• Selected text
★ ★ ★

From: Baolin Wang <baolin.wang@linux.alibaba.com>
To: akpm@linux-foundation.org, david@kernel.org
Cc: catalin.marinas@arm.com, will@kernel.org,
lorenzo.stoakes@oracle.com, ryan.roberts@arm.com,
Liam.Howlett@oracle.com, vbabka@suse.cz, rppt@kernel.org,
surenb@google.com, mhocko@suse.com, riel@surriel.com,
harry.yoo@oracle.com, jannh@google.com, willy@infradead.org,
baohua@kernel.org, dev.jain@arm.com, axelrasmussen@google.com,
yuanchu@google.com, weixugc@google.com, hannes@cmpxchg.org,
zhengqi.arch@bytedance.com, shakeel.butt@linux.dev,
baolin.wang@linux.alibaba.com, linux-mm@kvack.org,
linux-arm-kernel@lists.infradead.org,
linux-kernel@vger.kernel.org
Subject: [PATCH 3/5] mm: add a batched helper to clear the young flag for large folios
Date: Tue, 24 Feb 2026 09:56:06 +0800 [thread overview]
Message-ID: <bfbe28e381b02452b455498e7ea82662e83a3865.1771897150.git.baolin.wang@linux.alibaba.com> (raw)

★ ★ ★

• Stored data
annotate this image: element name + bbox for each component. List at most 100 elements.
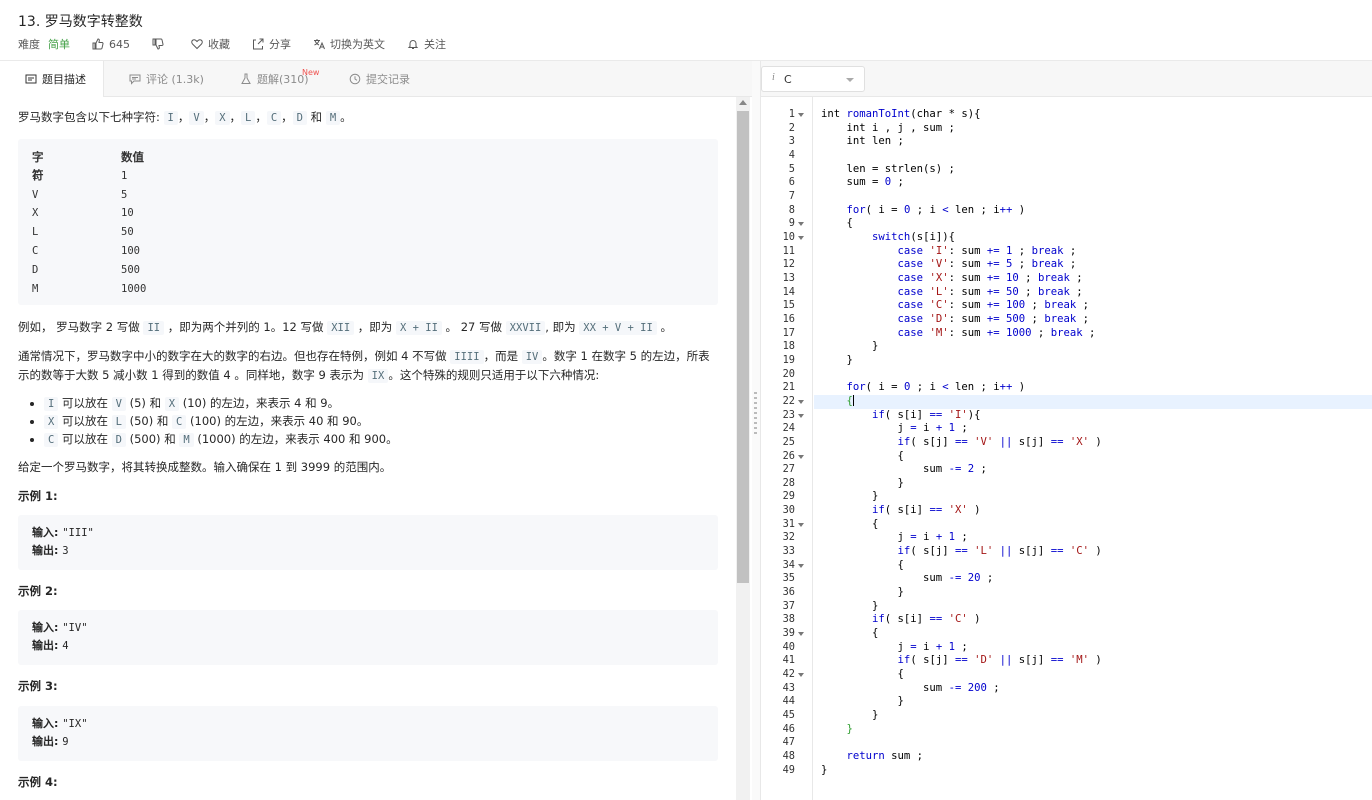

★ ★ ★

• Objectives
A – Please answer these about the patch email, one line each:
(i) Which email address sent it?
(ii) Where does this patch fall in its series?
(iii) On what date was it sent?
B – Continue the patch email about the batched helper for clearing the young flag on large folios, starting after its last line.
The material has no connection to the patch email.

• Exercise answers
A –
(i) baolin.wang@linux.alibaba.com
(ii) It is patch 3 of 5.
(iii) Tue, 24 Feb 2026

B –
In-Reply-To: <cover.1771897150.git.baolin.wang@linux.alibaba.com>
Currently, MGLRU will call ptep_clear_young_notify() to check and clear the
young flag for each PTE sequentially, which is inefficient for large folios
reclamation.
Moreover, on Arm64 architecture, which supports contiguous PTEs, the Arm64-
specific ptep_test_and_clear_young() already implements an optimization to
clear the young flags for PTEs within a contiguous range. However, this is not
sufficient. Similar to the Arm64 specific clear_flush_young_ptes(), we can
extend this to perform batched operations for the entire large folio (which
might exceed the contiguous range: CONT_PTE_SIZE).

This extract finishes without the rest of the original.